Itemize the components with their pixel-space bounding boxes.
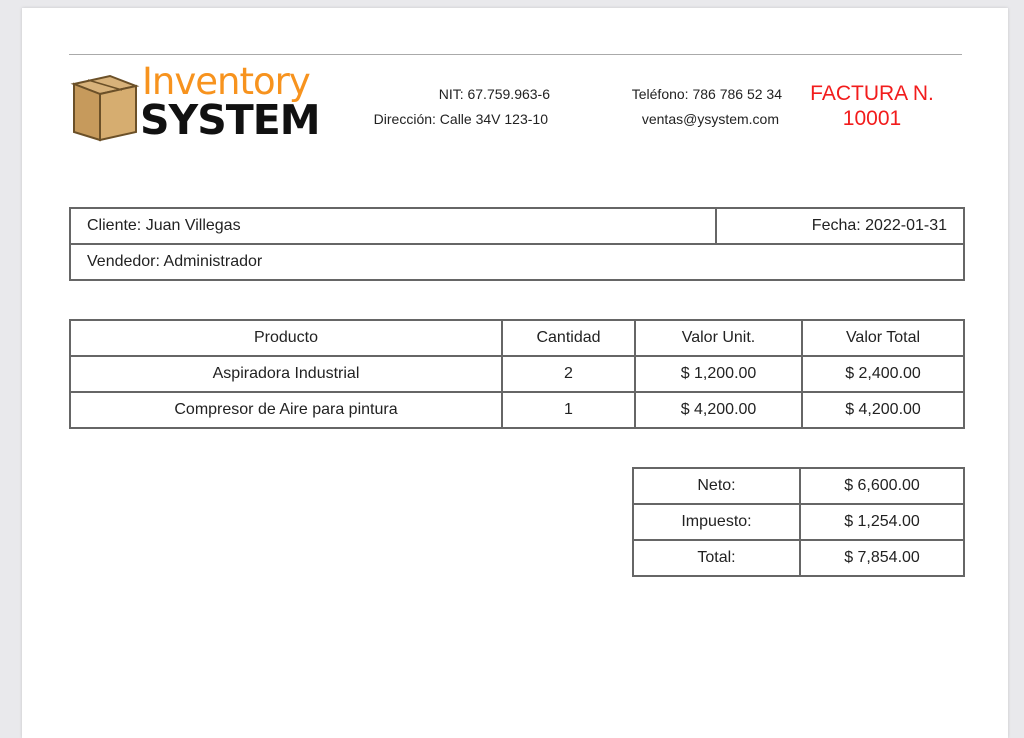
nit: NIT: 67.759.963-6 (438, 86, 550, 102)
cell: Compresor de Aire para pintura (69, 391, 503, 429)
client-table: Cliente: Juan Villegas Fecha: 2022-01-31 … (69, 207, 965, 281)
table-row: Aspiradora Industrial 2 $ 1,200.00 $ 2,400.… (69, 355, 965, 393)
label: Neto: (632, 467, 801, 505)
divider (69, 54, 962, 55)
value: $ 6,600.00 (799, 467, 965, 505)
table-row: Compresor de Aire para pintura 1 $ 4,200.0… (69, 391, 965, 429)
cell: 1 (501, 391, 636, 429)
value: $ 7,854.00 (799, 539, 965, 577)
header-producto: Producto (69, 319, 503, 357)
brand-bottom: SYSTEM (140, 96, 321, 144)
label: Impuesto: (632, 503, 801, 541)
cell: 2 (501, 355, 636, 393)
cell: $ 1,200.00 (634, 355, 803, 393)
invoice-number: 10001 (842, 107, 902, 130)
header-valor-total: Valor Total (801, 319, 965, 357)
totals-row: Neto: $ 6,600.00 (632, 467, 965, 505)
telefono: Teléfono: 786 786 52 34 (631, 86, 782, 102)
seller: Vendedor: Administrador (69, 243, 965, 281)
totals-row: Impuesto: $ 1,254.00 (632, 503, 965, 541)
cell: $ 2,400.00 (801, 355, 965, 393)
invoice-page: Inventory SYSTEM NIT: 67.759.963-6 Direc… (22, 8, 1008, 738)
invoice-label: FACTURA N. (810, 82, 934, 105)
cell: $ 4,200.00 (634, 391, 803, 429)
direccion: Dirección: Calle 34V 123-10 (373, 111, 548, 127)
header-valor-unit: Valor Unit. (634, 319, 803, 357)
header-cantidad: Cantidad (501, 319, 636, 357)
totals-row: Total: $ 7,854.00 (632, 539, 965, 577)
label: Total: (632, 539, 801, 577)
table-header: Producto Cantidad Valor Unit. Valor Total (69, 319, 965, 357)
box-logo-icon (70, 74, 140, 142)
date: Fecha: 2022-01-31 (715, 207, 965, 245)
value: $ 1,254.00 (799, 503, 965, 541)
email: ventas@ysystem.com (641, 111, 779, 127)
products-table: Producto Cantidad Valor Unit. Valor Total A… (69, 319, 965, 429)
cell: Aspiradora Industrial (69, 355, 503, 393)
client-name: Cliente: Juan Villegas (69, 207, 717, 245)
totals-table: Neto: $ 6,600.00 Impuesto: $ 1,254.00 Tota… (632, 467, 965, 577)
cell: $ 4,200.00 (801, 391, 965, 429)
brand-top: Inventory (142, 60, 311, 103)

========================================

■ What is required
Can you copy all of the records above word for word, leaving out the pictures?

■ The result
Itemize the components with their pixel-space bounding boxes.
nit: NIT: 67.759.963-6 (438, 86, 550, 102)
cell: Compresor de Aire para pintura (69, 391, 503, 429)
client-table: Cliente: Juan Villegas Fecha: 2022-01-31 … (69, 207, 965, 281)
table-row: Aspiradora Industrial 2 $ 1,200.00 $ 2,400.… (69, 355, 965, 393)
label: Neto: (632, 467, 801, 505)
divider (69, 54, 962, 55)
value: $ 6,600.00 (799, 467, 965, 505)
table-row: Compresor de Aire para pintura 1 $ 4,200.0… (69, 391, 965, 429)
cell: 1 (501, 391, 636, 429)
value: $ 7,854.00 (799, 539, 965, 577)
header-producto: Producto (69, 319, 503, 357)
brand-bottom: SYSTEM (140, 96, 321, 144)
label: Impuesto: (632, 503, 801, 541)
cell: 2 (501, 355, 636, 393)
cell: $ 1,200.00 (634, 355, 803, 393)
invoice-number: 10001 (842, 107, 902, 130)
header-valor-total: Valor Total (801, 319, 965, 357)
totals-row: Neto: $ 6,600.00 (632, 467, 965, 505)
telefono: Teléfono: 786 786 52 34 (631, 86, 782, 102)
seller: Vendedor: Administrador (69, 243, 965, 281)
totals-row: Impuesto: $ 1,254.00 (632, 503, 965, 541)
cell: $ 2,400.00 (801, 355, 965, 393)
invoice-page: Inventory SYSTEM NIT: 67.759.963-6 Direc… (22, 8, 1008, 738)
invoice-label: FACTURA N. (810, 82, 934, 105)
cell: $ 4,200.00 (634, 391, 803, 429)
direccion: Dirección: Calle 34V 123-10 (373, 111, 548, 127)
header-valor-unit: Valor Unit. (634, 319, 803, 357)
header-cantidad: Cantidad (501, 319, 636, 357)
totals-row: Total: $ 7,854.00 (632, 539, 965, 577)
label: Total: (632, 539, 801, 577)
table-header: Producto Cantidad Valor Unit. Valor Total (69, 319, 965, 357)
box-logo-icon (70, 74, 140, 142)
date: Fecha: 2022-01-31 (715, 207, 965, 245)
value: $ 1,254.00 (799, 503, 965, 541)
email: ventas@ysystem.com (641, 111, 779, 127)
products-table: Producto Cantidad Valor Unit. Valor Total A… (69, 319, 965, 429)
cell: Aspiradora Industrial (69, 355, 503, 393)
client-name: Cliente: Juan Villegas (69, 207, 717, 245)
totals-table: Neto: $ 6,600.00 Impuesto: $ 1,254.00 Tota… (632, 467, 965, 577)
cell: $ 4,200.00 (801, 391, 965, 429)
brand-top: Inventory (142, 60, 311, 103)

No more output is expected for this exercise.